In general, Southern English accents are distinguished from Northern English accents primarily by not using the short a in words such as "bath". In the south-east, the broad A is normally used before a //f//, //s// or //θ//: words such as "cast" and "bath" are pronounced //kɑːst/, /bɑːθ// rather than //kæst/, /bæθ//. This sometimes occurs before //nd//: it is used in "command" and "demand" but not in "brand" or "grand".

In the south-west, an //aː// sound is used in these words but also in words that take //æ// in RP; there is no trap–bath split but both are pronounced with an extended fronted vowel.

Accents originally from the upper class speech of the London–Oxford–Cambridge triangle are particularly notable as the basis for RP.

Southern English accents have three main historical influences:
1. London accent, Cockney in particular
2. Received Pronunciation
3. Southern rural accents (such as West Country, Kent and East Anglian)

Relatively recently, the first two have increasingly influenced southern accents outside London via social class mobility and the expansion of London. From some time during the 19th century, middle and upper middle classes began to adopt affectations, including the RP accent, associated with the upper class. In the late 20th and 21st century other social changes, such as middle class RP-speakers forming an increasing component of rural communities, have accentuated the spread of RP. The South East coast accents traditionally have several features in common with the West Country; for example, rhoticity and the a: sound in words such as bath, cast, etc. However, the younger generation in the area is more likely to be non-rhotic and use the London/East Anglian A: sound in bath.

After the Second World War, about one million Londoners were relocated to new and expanded towns throughout the south east, bringing with them their distinctive London accent.

During the 19th century distinct dialects of English were recorded in Sussex, Surrey and Kent. These dialects are now extinct or nearly extinct due to improved communications and population movements.

===South West England===

The West Country dialects and accents are the English dialects and accents used by much of the indigenous population of South West England, the area popularly known as the West Country.

This region encompasses Bristol, Cornwall, Devon, Dorset and Somerset, while Gloucestershire, Herefordshire and Wiltshire are usually also included, although the northern and eastern boundaries of the area are hard to define and sometimes even wider areas are encompassed. The West Country accent is said to reflect the pronunciation of the Anglo-Saxons far better than other modern English Dialects.

- Dataset section:
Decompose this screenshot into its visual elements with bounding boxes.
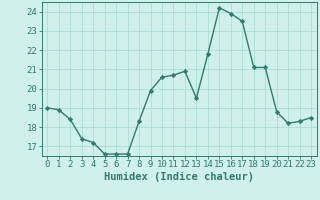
X-axis label: Humidex (Indice chaleur): Humidex (Indice chaleur) (104, 172, 254, 182)
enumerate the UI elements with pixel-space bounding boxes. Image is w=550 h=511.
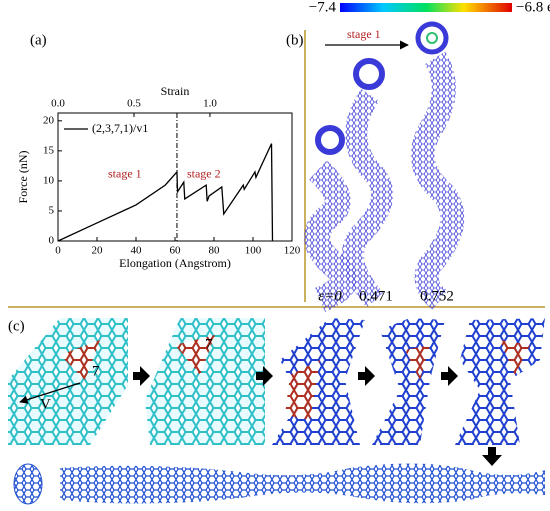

- Brief 1:
Decide whether each statement agrees with the text on Southern English accents, answering yes or no and quoting the words from the text that settle it.
(a) Southern rural accents such as West Country, Kent and East Anglian are counted among the three main historical influences on Southern English accents.
(b) After the Second World War, about one million Londoners moved to towns in the south east.
(c) The dialects recorded in Sussex, Surrey and Kent during the 19th century remain in wide use today.
- Brief 2:
Carry on the text on Southern English accents from its last sentence, keeping the same textbook tone.
The data here has no connection to the text on Southern English accents.

- Written reply 1:
(a) Yes: "Southern rural accents (such as West Country, Kent and East Anglian)"
(b) Yes: "about one million Londoners were relocated to new and expanded towns throughout the south east"
(c) No: "These dialects are now extinct or nearly extinct"

- Written reply 2:
In the nearby counties of Berkshire, Oxfordshire, Hampshire and the Isle of Wight, it was possible to encounter comparable accents and, indeed, distinct local dialects until perhaps the 1960s. There is now limited use of such dialects amongst older people in local areas. Although natives of such locations, especially in western parts, can still have West Country influences in their speech, the increased mobility and urbanisation of the population have meant that local Berkshire, Oxfordshire, Hampshire and Isle of Wight dialects (as opposed to accents) are today essentially extinct.

Academically the regional variations are considered to be dialectal forms. The Survey of English Dialects captured manners of speech across the West Country that were just as different from Standard English as anything from the far North. Close proximity has completely different languages such as Cornish, which is a Celtic language related to Welsh, and more closely to Breton. The Cornish dialect of English spoken in Cornwall by Cornish people is to some extent influenced by Cornish grammar, and often includes words derived from the language.

===Norfolk===
The Norfolk dialect is spoken in the traditional county of Norfolk and areas of north Suffolk. The group FOND (Friends of Norfolk Dialect) was formed to record the county's dialect and to provide advice for TV companies using the dialect in productions.

East Anglian dialect is also spoken in areas of Cambridgeshire. It is characterised by the use of /[ei]/ for //iː// in FLEECE words.

===Midlands===
- As in the North, Midlands accents generally do not use a broad A, so that cast is pronounced /[kast]/ rather than the /[kɑːst]/ pronunciation of most southern accents. The northern limit of the /[ɑː]/ in many words crosses England from mid-Shropshire to The Wash, passing just south of Birmingham.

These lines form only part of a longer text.